» TEXT PROVIDED
____________________

All the usual activities that relax me failed. I gave 4 of my dogs their bath and brushed and blow-dried their hair. I did my toenails and fingernails and painted them a pretty shade of dark pink. I played my Mafia Wars. I watched TV. I listened to Andrea Bocelli. I even ate some french fries.
Nothing. Nothing could give me peace today. Tears kept rolling down my face.
I have a scenario in my head where the AOL spends the weekends courting a nice (not me), proper (definitely not me), young (duh) woman to be his wife while he strings me along on the side just in case it doesn't work out right and then one day, he will casually inform me he got married as if he was telling me he bought a new car. Already, my heart is broken.
Why do I even imagine these scenarios? Why am I so paranoid? It's not as if I don't know what kind of a person the AOL is. He's not devious that way. He's not a jerk. He's a good guy. I am the evil one. I am the jerk. This explains it, doesn't it? That scenario is something I can do and have actually done in the past. I have cheated and lied to the ones who loved me.

____________________

» SUPPLIED RECORDS
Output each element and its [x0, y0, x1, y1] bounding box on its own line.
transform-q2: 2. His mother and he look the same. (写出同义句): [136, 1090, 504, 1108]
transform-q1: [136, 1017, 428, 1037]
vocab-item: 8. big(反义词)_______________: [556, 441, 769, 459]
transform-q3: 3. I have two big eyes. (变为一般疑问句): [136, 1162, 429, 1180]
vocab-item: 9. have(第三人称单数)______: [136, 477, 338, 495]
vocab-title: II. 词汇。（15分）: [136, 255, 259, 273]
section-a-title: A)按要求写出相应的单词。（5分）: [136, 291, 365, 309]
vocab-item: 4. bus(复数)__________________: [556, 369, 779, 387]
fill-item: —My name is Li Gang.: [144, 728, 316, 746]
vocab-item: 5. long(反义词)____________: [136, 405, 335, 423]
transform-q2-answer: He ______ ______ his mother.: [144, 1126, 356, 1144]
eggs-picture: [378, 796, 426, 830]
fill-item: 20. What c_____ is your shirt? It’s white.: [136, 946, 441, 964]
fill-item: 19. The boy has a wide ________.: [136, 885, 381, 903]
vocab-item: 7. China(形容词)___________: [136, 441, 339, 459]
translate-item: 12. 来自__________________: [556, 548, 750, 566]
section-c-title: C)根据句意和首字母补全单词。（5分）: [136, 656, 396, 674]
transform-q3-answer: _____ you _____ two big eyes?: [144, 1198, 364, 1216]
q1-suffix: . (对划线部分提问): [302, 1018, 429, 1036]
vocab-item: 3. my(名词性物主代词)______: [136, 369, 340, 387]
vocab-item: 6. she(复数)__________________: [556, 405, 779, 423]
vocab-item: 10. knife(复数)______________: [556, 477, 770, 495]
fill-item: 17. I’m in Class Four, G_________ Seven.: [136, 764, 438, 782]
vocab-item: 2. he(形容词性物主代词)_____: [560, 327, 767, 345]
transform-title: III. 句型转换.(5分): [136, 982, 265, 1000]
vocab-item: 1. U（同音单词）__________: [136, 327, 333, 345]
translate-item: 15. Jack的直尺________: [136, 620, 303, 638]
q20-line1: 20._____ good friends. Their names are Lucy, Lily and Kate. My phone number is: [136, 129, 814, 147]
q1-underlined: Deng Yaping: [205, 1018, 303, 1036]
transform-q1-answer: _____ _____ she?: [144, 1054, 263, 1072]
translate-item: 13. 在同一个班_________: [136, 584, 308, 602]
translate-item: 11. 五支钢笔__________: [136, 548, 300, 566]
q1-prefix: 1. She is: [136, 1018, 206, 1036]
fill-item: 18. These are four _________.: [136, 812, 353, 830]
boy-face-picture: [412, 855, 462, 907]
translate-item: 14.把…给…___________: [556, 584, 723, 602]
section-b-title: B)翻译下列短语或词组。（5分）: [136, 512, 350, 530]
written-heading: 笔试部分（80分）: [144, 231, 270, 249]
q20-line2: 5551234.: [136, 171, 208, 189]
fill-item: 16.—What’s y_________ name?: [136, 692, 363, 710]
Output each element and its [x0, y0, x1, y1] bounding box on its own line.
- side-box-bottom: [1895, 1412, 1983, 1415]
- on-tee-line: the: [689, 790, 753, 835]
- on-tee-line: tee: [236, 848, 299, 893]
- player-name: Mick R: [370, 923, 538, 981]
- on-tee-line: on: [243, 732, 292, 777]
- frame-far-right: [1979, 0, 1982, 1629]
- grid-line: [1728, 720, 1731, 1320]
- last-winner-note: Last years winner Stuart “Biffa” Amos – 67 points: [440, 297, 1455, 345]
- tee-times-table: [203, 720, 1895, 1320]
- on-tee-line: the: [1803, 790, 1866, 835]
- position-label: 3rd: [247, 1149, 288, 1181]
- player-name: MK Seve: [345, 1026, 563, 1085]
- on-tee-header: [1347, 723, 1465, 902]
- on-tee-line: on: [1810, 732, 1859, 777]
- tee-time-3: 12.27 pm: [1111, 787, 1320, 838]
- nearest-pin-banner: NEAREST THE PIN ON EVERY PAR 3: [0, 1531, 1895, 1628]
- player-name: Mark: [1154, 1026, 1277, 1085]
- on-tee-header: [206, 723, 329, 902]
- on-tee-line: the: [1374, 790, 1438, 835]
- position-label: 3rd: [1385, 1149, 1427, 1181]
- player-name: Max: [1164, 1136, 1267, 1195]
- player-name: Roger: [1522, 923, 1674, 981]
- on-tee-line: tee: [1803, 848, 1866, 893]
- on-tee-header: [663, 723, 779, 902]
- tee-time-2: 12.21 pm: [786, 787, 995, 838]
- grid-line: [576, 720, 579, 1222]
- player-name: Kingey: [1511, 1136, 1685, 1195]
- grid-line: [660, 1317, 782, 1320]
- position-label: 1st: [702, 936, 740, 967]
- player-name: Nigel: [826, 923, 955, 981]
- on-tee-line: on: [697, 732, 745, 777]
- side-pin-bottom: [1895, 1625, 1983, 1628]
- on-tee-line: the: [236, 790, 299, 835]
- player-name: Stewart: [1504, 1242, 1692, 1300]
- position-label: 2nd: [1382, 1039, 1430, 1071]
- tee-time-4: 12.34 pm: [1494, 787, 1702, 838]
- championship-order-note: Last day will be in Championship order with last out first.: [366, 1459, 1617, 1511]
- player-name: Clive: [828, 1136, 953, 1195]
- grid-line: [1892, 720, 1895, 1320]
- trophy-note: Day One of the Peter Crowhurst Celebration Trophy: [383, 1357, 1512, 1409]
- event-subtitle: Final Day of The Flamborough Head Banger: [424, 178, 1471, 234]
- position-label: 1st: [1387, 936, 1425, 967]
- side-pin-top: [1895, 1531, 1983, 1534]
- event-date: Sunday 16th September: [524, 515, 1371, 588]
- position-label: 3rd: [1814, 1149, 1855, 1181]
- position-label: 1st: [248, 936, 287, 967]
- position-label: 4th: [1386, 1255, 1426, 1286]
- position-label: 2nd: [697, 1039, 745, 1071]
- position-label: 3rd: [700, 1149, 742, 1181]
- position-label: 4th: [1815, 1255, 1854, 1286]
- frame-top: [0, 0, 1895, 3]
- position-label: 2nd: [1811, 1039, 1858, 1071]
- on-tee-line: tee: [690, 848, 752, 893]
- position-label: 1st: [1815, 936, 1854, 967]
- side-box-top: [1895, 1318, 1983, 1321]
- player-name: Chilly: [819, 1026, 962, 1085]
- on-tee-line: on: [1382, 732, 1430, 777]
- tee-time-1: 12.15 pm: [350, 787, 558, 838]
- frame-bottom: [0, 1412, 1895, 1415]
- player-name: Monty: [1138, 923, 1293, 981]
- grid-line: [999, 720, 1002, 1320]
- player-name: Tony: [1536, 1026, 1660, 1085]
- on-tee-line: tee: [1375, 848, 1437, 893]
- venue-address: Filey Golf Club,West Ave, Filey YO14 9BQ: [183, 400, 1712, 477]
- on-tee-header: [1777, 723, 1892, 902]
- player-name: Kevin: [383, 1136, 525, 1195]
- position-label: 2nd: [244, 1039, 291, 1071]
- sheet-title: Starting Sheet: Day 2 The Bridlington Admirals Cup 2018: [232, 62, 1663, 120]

____________________

» EXERCISES TO COMPLETE
1. Answer these questions about the entry, one line each:
(a) How many dogs did the writer bathe?
(b) Whose music did the writer listen to?
(c) In the imagined scenario, the AOL mentions his marriage as casually as if he were telling the writer what?
2. Decide whether each statement agrees with the entry. Answer yes or no, and quote the words that settle it.
(a) The writer painted both toenails and fingernails light blue.
(b) The writer calls the AOL a good guy.
(c) The writer claims never to have lied to anyone who loved them.
3. Write what comes next in the entry about the writer's tearful day and fears about the AOL, starting after its final sentence.
The items play no part in this work.

» WRITTEN RESPONSES
1.
(a) Four.
(b) Andrea Bocelli's.
(c) That he bought a new car.

2.
(a) No: "painted them a pretty shade of dark pink."
(b) Yes: "He's a good guy."
(c) No: "I have cheated and lied to the ones who loved me."

3.
Only this time, I am truly, unequivocally, emotionally involved. This time, I can get kicked in the face by karma with the full force of all the past heartaches I caused. One time, big time, baby! I remember the pain in the faces of the exes whose names I cannot recall anymore but I remember Ford's face. I think he is the one I hurt the most and the one I deeply regret. I suspect that it is because of him that I have failed in all my relationships. My penalty for Ford.
So now, it's my turn. It feels like I'm playing Russian Roulette where there is only one empty chamber. I've stepped up to the plate, I got the muzzle against my head and I am going to pull the trigger.
Click! Click! Bang! Bang!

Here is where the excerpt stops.